[What is expected]:
Examine the material below. Gather every line in which the string "Mean" appears.

Extracts from a graphics dataset

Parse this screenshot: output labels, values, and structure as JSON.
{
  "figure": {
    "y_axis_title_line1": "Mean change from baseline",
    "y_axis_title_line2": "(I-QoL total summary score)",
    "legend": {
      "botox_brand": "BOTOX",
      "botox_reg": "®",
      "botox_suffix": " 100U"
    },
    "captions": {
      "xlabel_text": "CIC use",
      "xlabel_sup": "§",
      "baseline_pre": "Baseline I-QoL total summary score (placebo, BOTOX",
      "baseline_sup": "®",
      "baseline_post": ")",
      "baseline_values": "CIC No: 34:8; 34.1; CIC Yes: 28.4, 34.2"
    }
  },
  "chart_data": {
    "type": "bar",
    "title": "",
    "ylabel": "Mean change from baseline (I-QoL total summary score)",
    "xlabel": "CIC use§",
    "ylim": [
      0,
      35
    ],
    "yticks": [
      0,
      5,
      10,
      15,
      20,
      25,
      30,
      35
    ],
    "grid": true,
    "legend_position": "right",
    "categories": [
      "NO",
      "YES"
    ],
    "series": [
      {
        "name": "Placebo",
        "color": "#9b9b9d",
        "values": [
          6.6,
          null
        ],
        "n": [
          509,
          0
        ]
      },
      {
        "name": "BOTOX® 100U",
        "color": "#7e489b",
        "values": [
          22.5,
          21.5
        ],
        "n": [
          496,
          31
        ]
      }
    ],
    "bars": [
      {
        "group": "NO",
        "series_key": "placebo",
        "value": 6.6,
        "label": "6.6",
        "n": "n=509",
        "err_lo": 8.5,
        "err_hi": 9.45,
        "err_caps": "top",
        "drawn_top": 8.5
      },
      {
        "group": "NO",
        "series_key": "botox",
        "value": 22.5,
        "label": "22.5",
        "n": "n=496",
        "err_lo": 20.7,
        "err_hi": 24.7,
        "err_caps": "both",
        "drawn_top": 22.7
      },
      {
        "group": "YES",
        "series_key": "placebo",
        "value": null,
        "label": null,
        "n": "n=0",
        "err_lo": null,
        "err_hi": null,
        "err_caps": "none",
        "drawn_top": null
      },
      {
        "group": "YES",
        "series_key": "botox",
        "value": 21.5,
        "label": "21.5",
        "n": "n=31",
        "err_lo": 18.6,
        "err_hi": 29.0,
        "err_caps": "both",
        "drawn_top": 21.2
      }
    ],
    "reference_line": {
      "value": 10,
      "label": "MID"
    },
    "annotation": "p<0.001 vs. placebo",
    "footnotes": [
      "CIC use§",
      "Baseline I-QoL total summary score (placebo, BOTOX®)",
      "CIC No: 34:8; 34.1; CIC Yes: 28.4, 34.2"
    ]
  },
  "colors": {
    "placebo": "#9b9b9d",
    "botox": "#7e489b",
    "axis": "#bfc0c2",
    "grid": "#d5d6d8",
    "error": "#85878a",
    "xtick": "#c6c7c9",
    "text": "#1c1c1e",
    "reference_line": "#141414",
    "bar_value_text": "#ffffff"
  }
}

[Result]:
    "y_axis_title_line1": "Mean change from baseline",
    "ylabel": "Mean change from baseline (I-QoL total summary score)",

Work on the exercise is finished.